### Passage shown
BEGIN

Smokey, Asbestos and their caricatured friends might have aged without ever changing. But in the early 40s, America went through a World War which domestically liberated Negroes from the acceptance (if not the reality) of second-class citizenship. Fighting overseas and working side by side with whites on assembly lines convinced many a Negro he had more to offer than a tradition of laziness, blindly - drawn minstrel features and faithful service.

Once funny, Negroes in the comics became reprehensible. The NAACP told McNaught Syndicate that Smokey was an insult to the American Negro and Joe Palooka woke up one day minus his valet. Other Negroes wondered why they had to be a porter, maid or stable boy to make the strips and many more charged that the Negro always came out on bottom. The storm of protest was so great that the only black characters remaining when it subsided were "natives" like Lothar in Mandrake the Magician, and those found in Tarzan and in the Phantom.

While cartoonists might have thought all the hullabaloo was silly ("Why, Negroes have always been drawn like that"), they could not afford to ignore the indictment. With the demise of Smokey, Negroes — caricatures or otherwise — became noticeably absent from the comic pages.

Any cartoonist who thought that getting rid of the old stereotypes might soothe sensitive souls, soon found out, however, exclusion was not the answer. "They really didn't understand what was bugging us," observes a Negro man. "Instead of rectifying the situation, they just dropped it." Negroes were not asking to be taken out of the strips. They simply wanted the caricatured menials replaced— or at least balanced— by characters with whom they could identify. Domestics, and even soldiers, might have reflected the limited job opportunities once available to Negroes. But changing times had also made room for professionals. Negro lawyers, secretaries, engineers, business executives could be found everywhere, the complaint went, except in the comics.

Few cartoonists can argue.

"Comic characters are a white man's land," admits Alfred Andriola, "father" of Kerry Drake. "Let's face it. You can't deal with race or color in comics. A colored maid or porter brings on a flood of letters. And if we show the Negro as a hero we get angry letters from the South." He quickly adds that negative reactions are not limited to any one area of the country. "All people who are anti-Negro do not live just in the South."

With a gag-a-day strips increasing in popularity, the cartoonists' problems are compounded. Bob Dunn of They'll Do It Every Time and Little Iodine fame loves to exaggerate his characters, "to give them big schnozzes, big feet, big ears." A Negro character drawn in the same tradition might not win laughs from Negroes. "Let's say I put a colored guy in a bar," says Dunn. "I'm not sure I could let myself go. I'd have to be sure he's sweet and nice and not offensive." Currently president of the National Cartoonists Society, Dunn offers another example: "If I draw a lazy-looking white guy lounging around in his underwear, it's all right. But if that same guy happens to be a Negro, there would be letters. Why? Some people would feel I'm saying all colored people lie around the house in their underwear."

END

### Supplied material
BEGIN

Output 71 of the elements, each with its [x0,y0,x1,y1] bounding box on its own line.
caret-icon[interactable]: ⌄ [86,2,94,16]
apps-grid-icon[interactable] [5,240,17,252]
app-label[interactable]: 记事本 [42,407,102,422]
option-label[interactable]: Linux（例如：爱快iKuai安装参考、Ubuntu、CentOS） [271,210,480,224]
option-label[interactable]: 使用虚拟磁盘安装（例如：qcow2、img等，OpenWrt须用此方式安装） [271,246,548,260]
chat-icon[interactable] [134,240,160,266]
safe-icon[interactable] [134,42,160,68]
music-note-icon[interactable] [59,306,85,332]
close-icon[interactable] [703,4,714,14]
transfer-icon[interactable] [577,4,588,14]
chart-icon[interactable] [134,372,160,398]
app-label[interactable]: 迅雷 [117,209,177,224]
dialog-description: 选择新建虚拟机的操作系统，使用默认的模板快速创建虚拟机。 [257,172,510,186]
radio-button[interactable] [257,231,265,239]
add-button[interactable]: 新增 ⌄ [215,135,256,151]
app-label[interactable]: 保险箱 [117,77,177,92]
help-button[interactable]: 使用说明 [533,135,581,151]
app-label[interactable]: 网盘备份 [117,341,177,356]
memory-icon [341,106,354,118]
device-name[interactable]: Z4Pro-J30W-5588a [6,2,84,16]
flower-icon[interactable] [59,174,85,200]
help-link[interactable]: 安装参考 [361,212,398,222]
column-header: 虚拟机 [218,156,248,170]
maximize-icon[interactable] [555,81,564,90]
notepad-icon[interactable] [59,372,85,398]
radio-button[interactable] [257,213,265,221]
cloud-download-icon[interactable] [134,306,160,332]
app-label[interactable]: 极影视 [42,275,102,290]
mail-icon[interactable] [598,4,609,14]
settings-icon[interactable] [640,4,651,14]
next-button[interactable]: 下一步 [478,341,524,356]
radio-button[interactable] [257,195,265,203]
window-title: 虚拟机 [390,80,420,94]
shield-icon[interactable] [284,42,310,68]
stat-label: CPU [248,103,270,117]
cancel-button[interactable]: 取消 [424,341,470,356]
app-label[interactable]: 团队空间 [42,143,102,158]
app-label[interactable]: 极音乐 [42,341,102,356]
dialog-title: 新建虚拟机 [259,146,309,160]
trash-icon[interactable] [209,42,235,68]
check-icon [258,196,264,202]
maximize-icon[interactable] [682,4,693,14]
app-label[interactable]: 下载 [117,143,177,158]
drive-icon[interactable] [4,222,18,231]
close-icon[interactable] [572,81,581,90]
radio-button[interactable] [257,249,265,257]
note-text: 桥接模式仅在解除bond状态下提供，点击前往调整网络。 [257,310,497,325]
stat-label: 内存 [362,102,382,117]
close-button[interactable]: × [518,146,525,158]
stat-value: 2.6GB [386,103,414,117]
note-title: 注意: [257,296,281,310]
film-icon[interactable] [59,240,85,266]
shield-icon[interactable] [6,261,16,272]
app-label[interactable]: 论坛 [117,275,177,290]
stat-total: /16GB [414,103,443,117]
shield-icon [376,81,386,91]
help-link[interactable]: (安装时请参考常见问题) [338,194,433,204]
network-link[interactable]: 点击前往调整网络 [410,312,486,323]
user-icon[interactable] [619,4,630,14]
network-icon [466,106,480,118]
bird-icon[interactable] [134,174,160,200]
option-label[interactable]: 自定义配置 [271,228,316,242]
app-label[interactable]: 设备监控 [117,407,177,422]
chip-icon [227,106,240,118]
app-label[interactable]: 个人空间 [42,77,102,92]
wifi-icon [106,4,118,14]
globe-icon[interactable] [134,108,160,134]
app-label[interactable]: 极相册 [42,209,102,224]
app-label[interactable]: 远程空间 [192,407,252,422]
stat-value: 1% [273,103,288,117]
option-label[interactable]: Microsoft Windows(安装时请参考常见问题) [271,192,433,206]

END

### Directions
- A) List the professions that the passage on comic strips says could be found everywhere except in the comics.
- B) Proceed with the passage on Negro characters in newspaper comic strips, starting after its final sentence.

### Answer list
- A) lawyers, secretaries, engineers, business executives

- B)
Other cartoonists agree: caricatures are meant to make people look and act funny. Negroes, they maintain, have not reached the point where they can laugh at themselves. Explains Sylvan Byck, King Features Syndicate (KFS) comics editor for the past 20 years: "You have a white lawyer and he rums out to be a crook. No one says anything. But if he is a Negro it's no longer funny." Or as Al Capp, creator of Li'l Abner, puts it: "The day we can draw a Negro girl or boy in caricature or a funny situation, the civil rights movement will be over."

Whatever reasons are offered to explain or excuse the relative absence of Negroes in the comics, they all add up to one thing— economics. There are more than 250 different strips and panels syndicated in some 1,700 daily newspapers and read by more than 100 million Americans virtually any day in the year. A top strip can bring a cartoonist $300 to $3,000 or more a week. In an industry where competition stiffens more each year (out of some 1,000 strips submitted to one syndicate in 12 months, only two to three make it) and dying newspapers continue to shrink the market, most cartoonists, syndicates and papers are not anxious to do anything that might offend even one reader.

Said one cartoonist: "If an editor gets one letter complaining about something, it carries more weight than 100 good ones. If one cartoon amuses 100,000 people but offends one, the editors make you change it." For the same reasons a syndicate comics editor candidly asks: "Why should I have to ask a guy to worry about every word he says. There is no advantage to a cartoonist to bring Negro characters in a strip, just the horror of controversy. If I were a cartoonist I wouldn't want to be a crusader, especially if I felt I would lose the strip."

While Negroes — and other ethnic minorities — may he "understandably touchy" about their portrayal in menial or demeaning roles, it is difficult to see why a Negro teacher or other professional might be offensive. He might be a bitter pill for readers unaccustomed to regarding Negroes as anything but servants, answer cartoonists who are not particularly eager to use their "million dollar property" to enlighten them. An even greater drawback, however, is the bad taste which impassioned letters against Smokey left for many cartoonists. Although there is a difference between a valet (who admittedly could annoy Negroes) and an attorney (who realistically could represent one of the many Negroes practicing law in the country) cartoonists are not ready to "open up the wounds" by using a Negro in any capacity.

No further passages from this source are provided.